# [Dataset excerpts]
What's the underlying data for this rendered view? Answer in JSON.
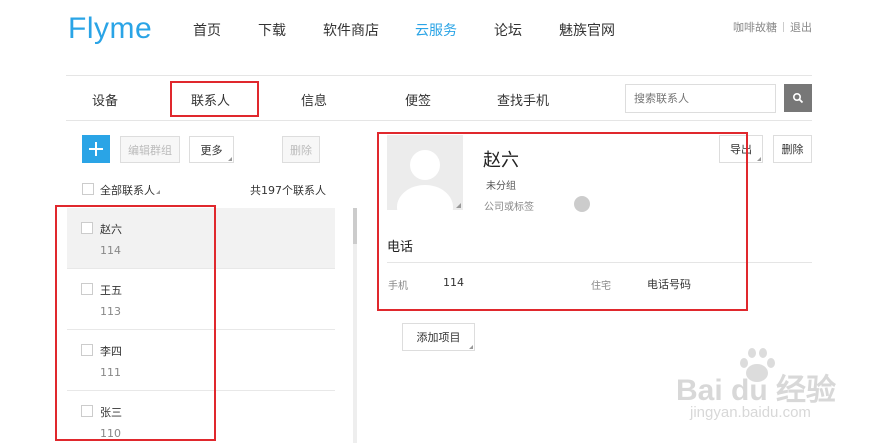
{
  "header": {
    "logo": "Flyme",
    "nav": [
      "首页",
      "下载",
      "软件商店",
      "云服务",
      "论坛",
      "魅族官网"
    ],
    "active_nav": "云服务",
    "user_name": "咖啡故糖",
    "logout": "退出"
  },
  "tabs": [
    "设备",
    "联系人",
    "信息",
    "便签",
    "查找手机"
  ],
  "active_tab": "联系人",
  "search": {
    "placeholder": "搜索联系人"
  },
  "toolbar": {
    "add": "+",
    "edit_group": "编辑群组",
    "more": "更多",
    "delete": "删除"
  },
  "list_header": {
    "all_label": "全部联系人",
    "count_text": "共197个联系人"
  },
  "contacts": [
    {
      "name": "赵六",
      "phone": "114",
      "selected": true
    },
    {
      "name": "王五",
      "phone": "113",
      "selected": false
    },
    {
      "name": "李四",
      "phone": "111",
      "selected": false
    },
    {
      "name": "张三",
      "phone": "110",
      "selected": false
    }
  ],
  "detail": {
    "name": "赵六",
    "group": "未分组",
    "company_placeholder": "公司或标签",
    "export": "导出",
    "delete": "删除",
    "section_phone": "电话",
    "mobile_label": "手机",
    "mobile_value": "114",
    "home_label": "住宅",
    "home_placeholder": "电话号码",
    "add_item": "添加项目"
  },
  "watermark": {
    "brand": "Bai du 经验",
    "url": "jingyan.baidu.com"
  },
  "colors": {
    "accent": "#2aa4e6",
    "highlight": "#e0282d"
  }
}
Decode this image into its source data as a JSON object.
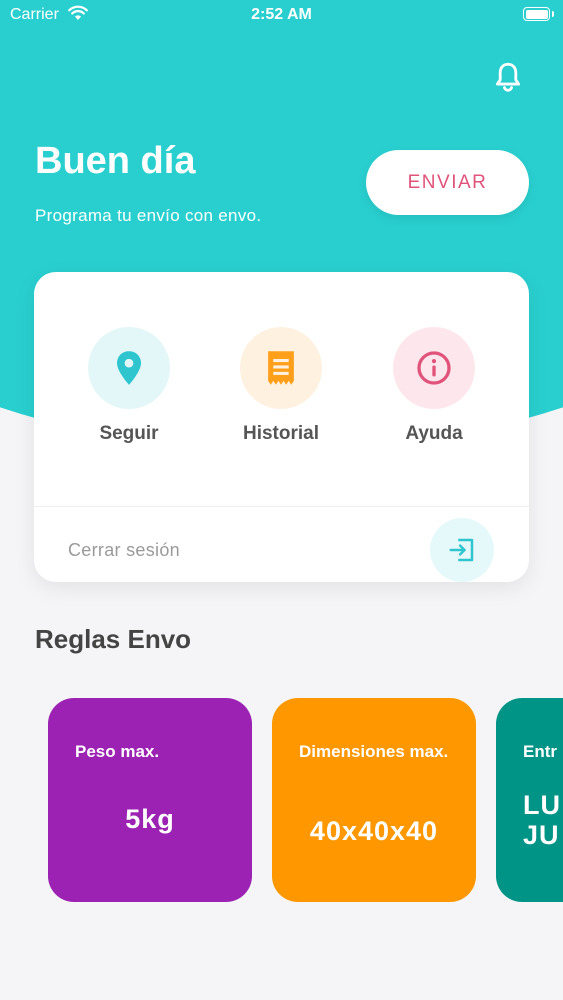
{
  "status_bar": {
    "carrier": "Carrier",
    "time": "2:52 AM"
  },
  "header": {
    "greeting": "Buen día",
    "subtitle": "Programa tu envío con envo.",
    "send_button": "ENVIAR"
  },
  "menu": {
    "items": [
      {
        "label": "Seguir",
        "icon": "location-pin-icon"
      },
      {
        "label": "Historial",
        "icon": "receipt-icon"
      },
      {
        "label": "Ayuda",
        "icon": "info-icon"
      }
    ],
    "logout_label": "Cerrar sesión"
  },
  "rules": {
    "title": "Reglas Envo",
    "cards": [
      {
        "title": "Peso max.",
        "value": "5kg",
        "color": "#9b22b3"
      },
      {
        "title": "Dimensiones max.",
        "value": "40x40x40",
        "color": "#ff9800"
      },
      {
        "title": "Entr",
        "value": "LU\nJU",
        "color": "#009486"
      }
    ]
  },
  "colors": {
    "header": "#29cfcf",
    "accent_pink": "#e0537a",
    "icon_teal": "#2ec5cf",
    "icon_orange": "#ff9f1a",
    "icon_pink": "#e0537a"
  }
}
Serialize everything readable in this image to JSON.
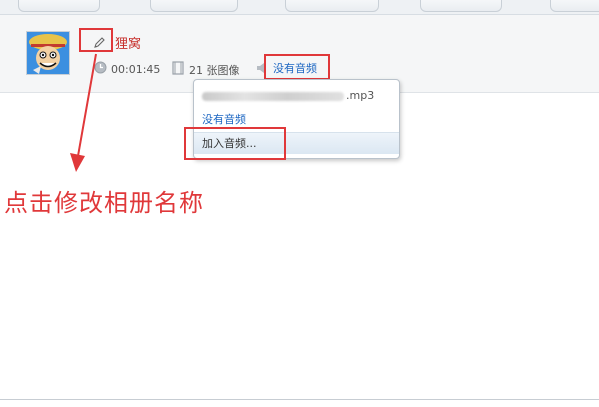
{
  "album": {
    "name": "狸窝",
    "duration": "00:01:45",
    "photo_count": "21 张图像",
    "audio_status": "没有音频"
  },
  "audio_menu": {
    "track_visible": ".mp3",
    "none_option": "没有音频",
    "add_option": "加入音频..."
  },
  "annotation": {
    "text": "点击修改相册名称",
    "color": "#e0383a"
  },
  "icons": {
    "edit": "pencil-icon",
    "duration": "clock-icon",
    "photos": "film-icon",
    "audio": "speaker-icon"
  },
  "colors": {
    "link": "#1c66c2",
    "album_name": "#c7302c",
    "highlight": "#e0383a"
  }
}
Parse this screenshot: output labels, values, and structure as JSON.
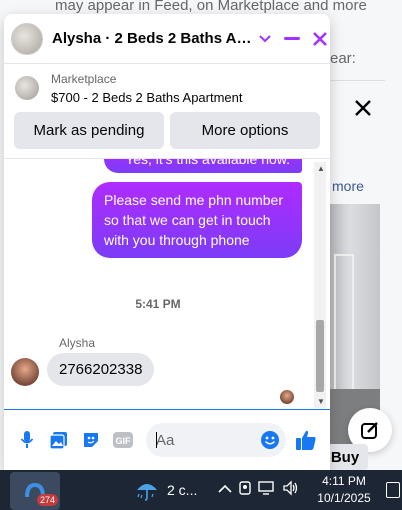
{
  "background": {
    "top_text": "may appear in Feed, on Marketplace and more",
    "partial_label": "ear:",
    "see_more": "more",
    "buy_label": "Buy"
  },
  "chat": {
    "title": "Alysha · 2 Beds 2 Baths Apartment",
    "marketplace_label": "Marketplace",
    "listing": "$700 - 2 Beds 2 Baths Apartment",
    "buttons": {
      "mark_pending": "Mark as pending",
      "more_options": "More options"
    },
    "messages": {
      "outgoing_1": "Yes, it's this available now.",
      "outgoing_2": "Please send me  phn number so that we can get in touch with you through phone",
      "timestamp": "5:41 PM",
      "sender_name": "Alysha",
      "incoming_1": "2766202338"
    },
    "composer": {
      "placeholder": "Aa"
    },
    "colors": {
      "accent": "#a033ff",
      "bubble_gradient_top": "#b02bff",
      "bubble_gradient_bottom": "#7b3cf7",
      "icon_blue": "#1877f2"
    }
  },
  "taskbar": {
    "app_badge": "274",
    "weather": "2 c...",
    "time": "4:11 PM",
    "date": "10/1/2025"
  }
}
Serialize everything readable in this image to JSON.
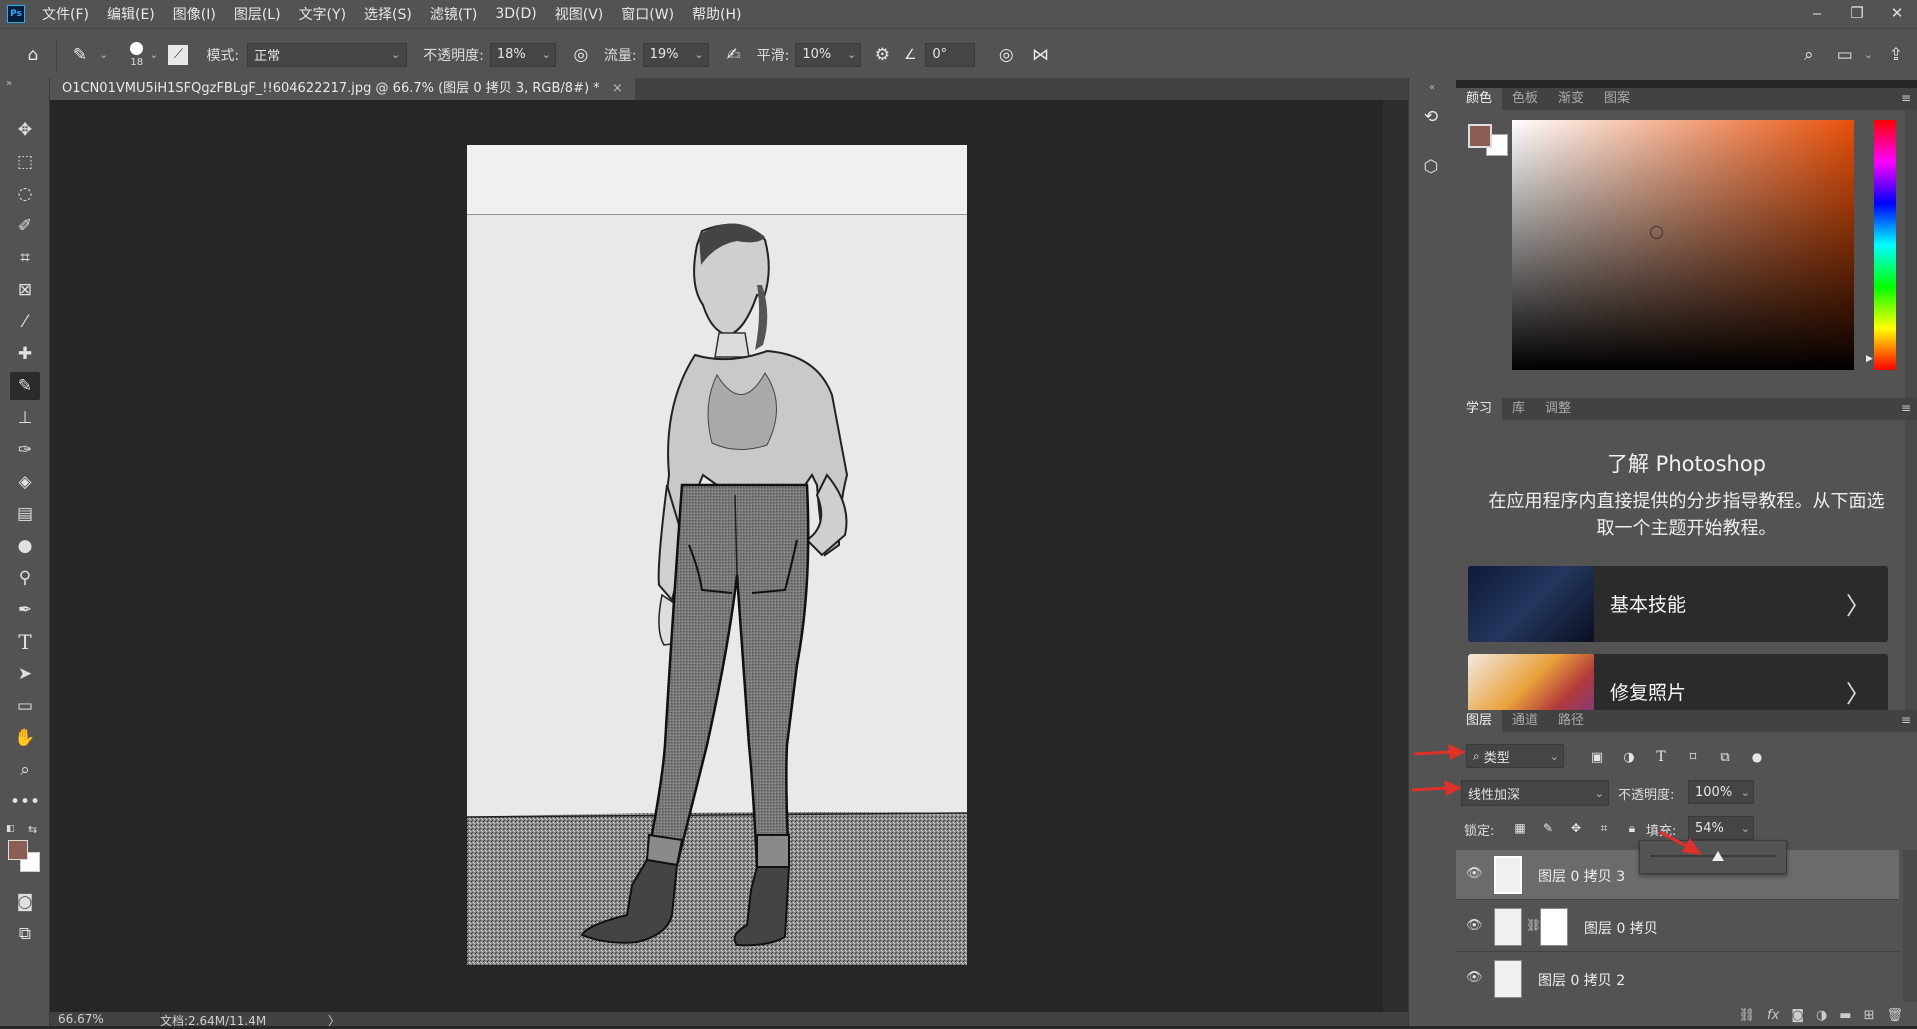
{
  "app": {
    "logo": "Ps"
  },
  "menu": [
    "文件(F)",
    "编辑(E)",
    "图像(I)",
    "图层(L)",
    "文字(Y)",
    "选择(S)",
    "滤镜(T)",
    "3D(D)",
    "视图(V)",
    "窗口(W)",
    "帮助(H)"
  ],
  "window_controls": {
    "minimize": "‒",
    "restore": "❐",
    "close": "✕"
  },
  "options_bar": {
    "brush_size": "18",
    "mode_label": "模式:",
    "mode_value": "正常",
    "opacity_label": "不透明度:",
    "opacity_value": "18%",
    "flow_label": "流量:",
    "flow_value": "19%",
    "smooth_label": "平滑:",
    "smooth_value": "10%",
    "angle_value": "0°"
  },
  "document": {
    "tab_title": "O1CN01VMU5iH1SFQgzFBLgF_!!604622217.jpg @ 66.7% (图层 0 拷贝 3, RGB/8#) *",
    "close": "×"
  },
  "status": {
    "zoom": "66.67%",
    "doc_info": "文档:2.64M/11.4M",
    "arrow": "〉"
  },
  "color_panel": {
    "tabs": [
      "颜色",
      "色板",
      "渐变",
      "图案"
    ],
    "foreground": "#8a5e52",
    "background": "#ffffff",
    "hue_color": "#e8500a"
  },
  "learn_panel": {
    "tabs": [
      "学习",
      "库",
      "调整"
    ],
    "title": "了解 Photoshop",
    "description": "在应用程序内直接提供的分步指导教程。从下面选取一个主题开始教程。",
    "tutorials": [
      {
        "label": "基本技能",
        "arrow": "〉"
      },
      {
        "label": "修复照片",
        "arrow": "〉"
      }
    ]
  },
  "layers_panel": {
    "tabs": [
      "图层",
      "通道",
      "路径"
    ],
    "filter_value": "类型",
    "blend_mode": "线性加深",
    "opacity_label": "不透明度:",
    "opacity_value": "100%",
    "lock_label": "锁定:",
    "fill_label": "填充:",
    "fill_value": "54%",
    "fill_slider_value": 0.54,
    "layers": [
      {
        "name": "图层 0 拷贝 3",
        "selected": true
      },
      {
        "name": "图层 0 拷贝",
        "selected": false
      },
      {
        "name": "图层 0 拷贝 2",
        "selected": false
      }
    ]
  }
}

# [Problem to solve]
Go through the entries above and print each one exactly, minus the pictures.

# [The output]
What's the underlying data for this rendered view? Answer in JSON.
{
  "header": {
    "logo": "Flyme",
    "nav": [
      "首页",
      "下载",
      "软件商店",
      "云服务",
      "论坛",
      "魅族官网"
    ],
    "active_nav": "云服务",
    "user_name": "咖啡故糖",
    "logout": "退出"
  },
  "tabs": [
    "设备",
    "联系人",
    "信息",
    "便签",
    "查找手机"
  ],
  "active_tab": "联系人",
  "search": {
    "placeholder": "搜索联系人"
  },
  "toolbar": {
    "add": "+",
    "edit_group": "编辑群组",
    "more": "更多",
    "delete": "删除"
  },
  "list_header": {
    "all_label": "全部联系人",
    "count_text": "共197个联系人"
  },
  "contacts": [
    {
      "name": "赵六",
      "phone": "114",
      "selected": true
    },
    {
      "name": "王五",
      "phone": "113",
      "selected": false
    },
    {
      "name": "李四",
      "phone": "111",
      "selected": false
    },
    {
      "name": "张三",
      "phone": "110",
      "selected": false
    }
  ],
  "detail": {
    "name": "赵六",
    "group": "未分组",
    "company_placeholder": "公司或标签",
    "export": "导出",
    "delete": "删除",
    "section_phone": "电话",
    "mobile_label": "手机",
    "mobile_value": "114",
    "home_label": "住宅",
    "home_placeholder": "电话号码",
    "add_item": "添加项目"
  },
  "watermark": {
    "brand": "Bai du 经验",
    "url": "jingyan.baidu.com"
  },
  "colors": {
    "accent": "#2aa4e6",
    "highlight": "#e0282d"
  }
}
Decode this image into its source data as a JSON object.
{
  "status_bar": {
    "carrier": "Carrier",
    "time": "2:52 AM"
  },
  "header": {
    "greeting": "Buen día",
    "subtitle": "Programa tu envío con envo.",
    "send_button": "ENVIAR"
  },
  "menu": {
    "items": [
      {
        "label": "Seguir",
        "icon": "location-pin-icon"
      },
      {
        "label": "Historial",
        "icon": "receipt-icon"
      },
      {
        "label": "Ayuda",
        "icon": "info-icon"
      }
    ],
    "logout_label": "Cerrar sesión"
  },
  "rules": {
    "title": "Reglas Envo",
    "cards": [
      {
        "title": "Peso max.",
        "value": "5kg",
        "color": "#9b22b3"
      },
      {
        "title": "Dimensiones max.",
        "value": "40x40x40",
        "color": "#ff9800"
      },
      {
        "title": "Entr",
        "value": "LU\nJU",
        "color": "#009486"
      }
    ]
  },
  "colors": {
    "header": "#29cfcf",
    "accent_pink": "#e0537a",
    "icon_teal": "#2ec5cf",
    "icon_orange": "#ff9f1a",
    "icon_pink": "#e0537a"
  }
}
Serialize everything readable in this image to JSON.
{
  "album": {
    "name": "狸窝",
    "duration": "00:01:45",
    "photo_count": "21 张图像",
    "audio_status": "没有音频"
  },
  "audio_menu": {
    "track_visible": ".mp3",
    "none_option": "没有音频",
    "add_option": "加入音频..."
  },
  "annotation": {
    "text": "点击修改相册名称",
    "color": "#e0383a"
  },
  "icons": {
    "edit": "pencil-icon",
    "duration": "clock-icon",
    "photos": "film-icon",
    "audio": "speaker-icon"
  },
  "colors": {
    "link": "#1c66c2",
    "album_name": "#c7302c",
    "highlight": "#e0383a"
  }
}
Parse this screenshot: output labels, values, and structure as JSON.
{
  "background": {
    "top_text": "may appear in Feed, on Marketplace and more",
    "partial_label": "ear:",
    "see_more": "more",
    "buy_label": "Buy"
  },
  "chat": {
    "title": "Alysha · 2 Beds 2 Baths Apartment",
    "marketplace_label": "Marketplace",
    "listing": "$700 - 2 Beds 2 Baths Apartment",
    "buttons": {
      "mark_pending": "Mark as pending",
      "more_options": "More options"
    },
    "messages": {
      "outgoing_1": "Yes, it's this available now.",
      "outgoing_2": "Please send me  phn number so that we can get in touch with you through phone",
      "timestamp": "5:41 PM",
      "sender_name": "Alysha",
      "incoming_1": "2766202338"
    },
    "composer": {
      "placeholder": "Aa"
    },
    "colors": {
      "accent": "#a033ff",
      "bubble_gradient_top": "#b02bff",
      "bubble_gradient_bottom": "#7b3cf7",
      "icon_blue": "#1877f2"
    }
  },
  "taskbar": {
    "app_badge": "274",
    "weather": "2 c...",
    "time": "4:11 PM",
    "date": "10/1/2025"
  }
}
Serialize everything readable in this image to JSON.
{
  "app": {
    "logo": "Ps"
  },
  "menu": [
    "文件(F)",
    "编辑(E)",
    "图像(I)",
    "图层(L)",
    "文字(Y)",
    "选择(S)",
    "滤镜(T)",
    "3D(D)",
    "视图(V)",
    "窗口(W)",
    "帮助(H)"
  ],
  "window_controls": {
    "minimize": "‒",
    "restore": "❐",
    "close": "✕"
  },
  "options_bar": {
    "brush_size": "18",
    "mode_label": "模式:",
    "mode_value": "正常",
    "opacity_label": "不透明度:",
    "opacity_value": "18%",
    "flow_label": "流量:",
    "flow_value": "19%",
    "smooth_label": "平滑:",
    "smooth_value": "10%",
    "angle_value": "0°"
  },
  "document": {
    "tab_title": "O1CN01VMU5iH1SFQgzFBLgF_!!604622217.jpg @ 66.7% (图层 0 拷贝 3, RGB/8#) *",
    "close": "×"
  },
  "status": {
    "zoom": "66.67%",
    "doc_info": "文档:2.64M/11.4M",
    "arrow": "〉"
  },
  "color_panel": {
    "tabs": [
      "颜色",
      "色板",
      "渐变",
      "图案"
    ],
    "foreground": "#8a5e52",
    "background": "#ffffff",
    "hue_color": "#e8500a"
  },
  "learn_panel": {
    "tabs": [
      "学习",
      "库",
      "调整"
    ],
    "title": "了解 Photoshop",
    "description": "在应用程序内直接提供的分步指导教程。从下面选取一个主题开始教程。",
    "tutorials": [
      {
        "label": "基本技能",
        "arrow": "〉"
      },
      {
        "label": "修复照片",
        "arrow": "〉"
      }
    ]
  },
  "layers_panel": {
    "tabs": [
      "图层",
      "通道",
      "路径"
    ],
    "filter_value": "类型",
    "blend_mode": "线性加深",
    "opacity_label": "不透明度:",
    "opacity_value": "100%",
    "lock_label": "锁定:",
    "fill_label": "填充:",
    "fill_value": "54%",
    "fill_slider_value": 0.54,
    "layers": [
      {
        "name": "图层 0 拷贝 3",
        "selected": true
      },
      {
        "name": "图层 0 拷贝",
        "selected": false
      },
      {
        "name": "图层 0 拷贝 2",
        "selected": false
      }
    ]
  }
}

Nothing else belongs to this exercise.